• Task directions
Exactly and only the lines from the one with "Decode this image" through the end of the listing are to be transcribed, both ends included.

--- Begin ---

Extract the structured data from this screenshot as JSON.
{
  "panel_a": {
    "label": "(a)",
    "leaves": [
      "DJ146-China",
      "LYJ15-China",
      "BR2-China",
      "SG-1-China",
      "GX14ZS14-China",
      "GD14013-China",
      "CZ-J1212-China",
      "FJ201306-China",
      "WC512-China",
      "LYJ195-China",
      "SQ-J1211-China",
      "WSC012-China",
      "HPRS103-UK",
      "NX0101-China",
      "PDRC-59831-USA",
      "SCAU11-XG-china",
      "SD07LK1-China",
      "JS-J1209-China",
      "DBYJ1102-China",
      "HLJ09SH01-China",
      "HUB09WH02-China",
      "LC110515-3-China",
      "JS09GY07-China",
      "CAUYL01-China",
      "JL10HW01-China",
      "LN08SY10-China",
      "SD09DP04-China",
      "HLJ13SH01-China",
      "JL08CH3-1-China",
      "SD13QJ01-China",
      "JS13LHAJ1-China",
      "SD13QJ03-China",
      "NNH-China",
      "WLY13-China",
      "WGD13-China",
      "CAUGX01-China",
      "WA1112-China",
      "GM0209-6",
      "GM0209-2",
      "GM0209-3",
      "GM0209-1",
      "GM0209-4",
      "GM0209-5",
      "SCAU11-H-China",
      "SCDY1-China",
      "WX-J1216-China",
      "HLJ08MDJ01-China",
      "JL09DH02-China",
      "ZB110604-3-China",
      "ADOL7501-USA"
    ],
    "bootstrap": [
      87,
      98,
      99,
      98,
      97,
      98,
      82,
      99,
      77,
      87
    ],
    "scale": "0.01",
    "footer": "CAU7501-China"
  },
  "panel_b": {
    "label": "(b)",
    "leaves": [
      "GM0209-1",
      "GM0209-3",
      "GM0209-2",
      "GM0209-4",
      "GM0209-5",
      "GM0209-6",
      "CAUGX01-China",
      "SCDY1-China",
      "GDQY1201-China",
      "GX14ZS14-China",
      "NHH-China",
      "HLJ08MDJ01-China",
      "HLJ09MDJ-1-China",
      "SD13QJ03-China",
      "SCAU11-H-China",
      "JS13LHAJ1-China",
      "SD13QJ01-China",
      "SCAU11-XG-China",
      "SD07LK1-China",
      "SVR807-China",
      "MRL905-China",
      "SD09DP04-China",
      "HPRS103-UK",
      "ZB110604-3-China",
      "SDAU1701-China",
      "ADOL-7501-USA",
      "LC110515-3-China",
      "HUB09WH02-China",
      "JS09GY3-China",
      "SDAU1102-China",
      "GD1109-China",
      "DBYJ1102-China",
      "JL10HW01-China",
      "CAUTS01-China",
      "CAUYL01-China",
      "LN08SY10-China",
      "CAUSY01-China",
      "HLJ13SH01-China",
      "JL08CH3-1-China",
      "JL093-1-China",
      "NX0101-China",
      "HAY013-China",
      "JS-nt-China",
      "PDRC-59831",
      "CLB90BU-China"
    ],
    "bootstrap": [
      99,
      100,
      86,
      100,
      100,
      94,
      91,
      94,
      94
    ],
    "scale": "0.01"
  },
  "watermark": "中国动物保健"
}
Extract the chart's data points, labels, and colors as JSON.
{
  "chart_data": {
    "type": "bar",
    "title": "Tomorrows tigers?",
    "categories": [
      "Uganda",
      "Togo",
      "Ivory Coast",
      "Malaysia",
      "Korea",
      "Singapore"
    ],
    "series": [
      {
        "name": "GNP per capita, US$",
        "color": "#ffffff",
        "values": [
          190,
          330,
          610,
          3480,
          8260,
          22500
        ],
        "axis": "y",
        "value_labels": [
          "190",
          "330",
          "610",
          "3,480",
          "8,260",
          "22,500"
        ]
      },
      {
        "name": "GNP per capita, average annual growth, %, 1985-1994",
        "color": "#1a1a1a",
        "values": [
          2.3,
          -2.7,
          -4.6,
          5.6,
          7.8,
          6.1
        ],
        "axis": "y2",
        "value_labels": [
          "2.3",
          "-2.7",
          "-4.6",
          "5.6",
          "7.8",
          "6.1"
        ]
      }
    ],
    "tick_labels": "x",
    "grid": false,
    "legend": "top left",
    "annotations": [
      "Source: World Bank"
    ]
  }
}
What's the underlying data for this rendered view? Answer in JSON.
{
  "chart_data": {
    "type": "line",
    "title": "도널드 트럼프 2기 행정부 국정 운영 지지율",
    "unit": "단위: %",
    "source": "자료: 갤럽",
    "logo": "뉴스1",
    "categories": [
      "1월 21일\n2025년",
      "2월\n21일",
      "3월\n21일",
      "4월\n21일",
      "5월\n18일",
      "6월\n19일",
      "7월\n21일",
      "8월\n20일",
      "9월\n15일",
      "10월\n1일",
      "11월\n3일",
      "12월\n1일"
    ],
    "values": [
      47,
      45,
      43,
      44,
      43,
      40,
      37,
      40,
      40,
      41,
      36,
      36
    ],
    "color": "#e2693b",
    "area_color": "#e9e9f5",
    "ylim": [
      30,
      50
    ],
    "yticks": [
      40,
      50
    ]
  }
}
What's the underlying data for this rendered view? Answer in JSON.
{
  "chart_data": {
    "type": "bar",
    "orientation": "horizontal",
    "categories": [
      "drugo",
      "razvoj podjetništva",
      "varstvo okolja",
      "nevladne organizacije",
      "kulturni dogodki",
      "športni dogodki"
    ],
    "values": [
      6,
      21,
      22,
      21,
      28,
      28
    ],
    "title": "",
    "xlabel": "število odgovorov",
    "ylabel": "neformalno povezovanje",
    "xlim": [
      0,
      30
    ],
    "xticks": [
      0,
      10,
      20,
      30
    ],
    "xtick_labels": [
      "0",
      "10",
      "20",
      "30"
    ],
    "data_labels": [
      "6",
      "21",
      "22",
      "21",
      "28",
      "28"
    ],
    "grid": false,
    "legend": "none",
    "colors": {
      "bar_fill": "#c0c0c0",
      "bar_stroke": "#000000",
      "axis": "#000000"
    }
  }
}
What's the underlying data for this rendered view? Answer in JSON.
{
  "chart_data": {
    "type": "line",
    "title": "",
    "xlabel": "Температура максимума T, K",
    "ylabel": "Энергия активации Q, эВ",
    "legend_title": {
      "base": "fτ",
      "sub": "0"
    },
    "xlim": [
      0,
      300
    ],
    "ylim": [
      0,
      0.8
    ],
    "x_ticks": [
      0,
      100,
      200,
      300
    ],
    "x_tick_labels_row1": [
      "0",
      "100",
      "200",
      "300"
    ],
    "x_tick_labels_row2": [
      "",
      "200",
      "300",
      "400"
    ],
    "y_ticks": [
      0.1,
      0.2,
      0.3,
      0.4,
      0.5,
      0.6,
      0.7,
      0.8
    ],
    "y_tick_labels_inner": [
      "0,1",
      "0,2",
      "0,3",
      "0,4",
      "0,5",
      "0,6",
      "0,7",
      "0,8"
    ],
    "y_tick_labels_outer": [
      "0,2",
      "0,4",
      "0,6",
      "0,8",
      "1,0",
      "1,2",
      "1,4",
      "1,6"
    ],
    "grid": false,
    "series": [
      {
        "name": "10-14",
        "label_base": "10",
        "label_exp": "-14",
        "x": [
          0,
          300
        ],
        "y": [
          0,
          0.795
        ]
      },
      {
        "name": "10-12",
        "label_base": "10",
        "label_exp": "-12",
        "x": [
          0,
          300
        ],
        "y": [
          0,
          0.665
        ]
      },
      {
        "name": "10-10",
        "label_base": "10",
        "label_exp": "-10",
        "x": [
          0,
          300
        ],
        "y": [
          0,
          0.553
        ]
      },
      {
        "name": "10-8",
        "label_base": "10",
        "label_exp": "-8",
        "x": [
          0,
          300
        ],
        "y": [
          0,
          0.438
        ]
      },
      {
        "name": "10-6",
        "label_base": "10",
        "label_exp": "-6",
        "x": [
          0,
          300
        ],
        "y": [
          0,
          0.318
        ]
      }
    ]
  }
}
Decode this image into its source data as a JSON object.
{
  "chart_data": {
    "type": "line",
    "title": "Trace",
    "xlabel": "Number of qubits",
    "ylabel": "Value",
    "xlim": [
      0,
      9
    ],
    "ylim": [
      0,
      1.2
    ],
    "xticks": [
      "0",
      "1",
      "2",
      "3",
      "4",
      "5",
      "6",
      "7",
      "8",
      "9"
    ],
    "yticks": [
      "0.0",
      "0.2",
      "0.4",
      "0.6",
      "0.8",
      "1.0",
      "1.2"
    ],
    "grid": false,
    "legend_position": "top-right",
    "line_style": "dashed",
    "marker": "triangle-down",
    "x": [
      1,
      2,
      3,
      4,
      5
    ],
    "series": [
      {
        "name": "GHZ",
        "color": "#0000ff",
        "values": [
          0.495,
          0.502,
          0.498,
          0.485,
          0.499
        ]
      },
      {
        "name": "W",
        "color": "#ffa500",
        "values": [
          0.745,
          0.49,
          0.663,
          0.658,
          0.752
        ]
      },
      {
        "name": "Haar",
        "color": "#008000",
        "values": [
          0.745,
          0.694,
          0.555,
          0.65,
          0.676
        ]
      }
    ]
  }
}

--- End ---

• Task solution
Decode this image into its source data as a JSON object.
{
  "chart_data": {
    "type": "line",
    "title": "Trace",
    "xlabel": "Number of qubits",
    "ylabel": "Value",
    "xlim": [
      0,
      9
    ],
    "ylim": [
      0,
      1.2
    ],
    "xticks": [
      "0",
      "1",
      "2",
      "3",
      "4",
      "5",
      "6",
      "7",
      "8",
      "9"
    ],
    "yticks": [
      "0.0",
      "0.2",
      "0.4",
      "0.6",
      "0.8",
      "1.0",
      "1.2"
    ],
    "grid": false,
    "legend_position": "top-right",
    "line_style": "dashed",
    "marker": "triangle-down",
    "x": [
      1,
      2,
      3,
      4,
      5
    ],
    "series": [
      {
        "name": "GHZ",
        "color": "#0000ff",
        "values": [
          0.495,
          0.502,
          0.498,
          0.485,
          0.499
        ]
      },
      {
        "name": "W",
        "color": "#ffa500",
        "values": [
          0.745,
          0.49,
          0.663,
          0.658,
          0.752
        ]
      },
      {
        "name": "Haar",
        "color": "#008000",
        "values": [
          0.745,
          0.694,
          0.555,
          0.65,
          0.676
        ]
      }
    ]
  }
}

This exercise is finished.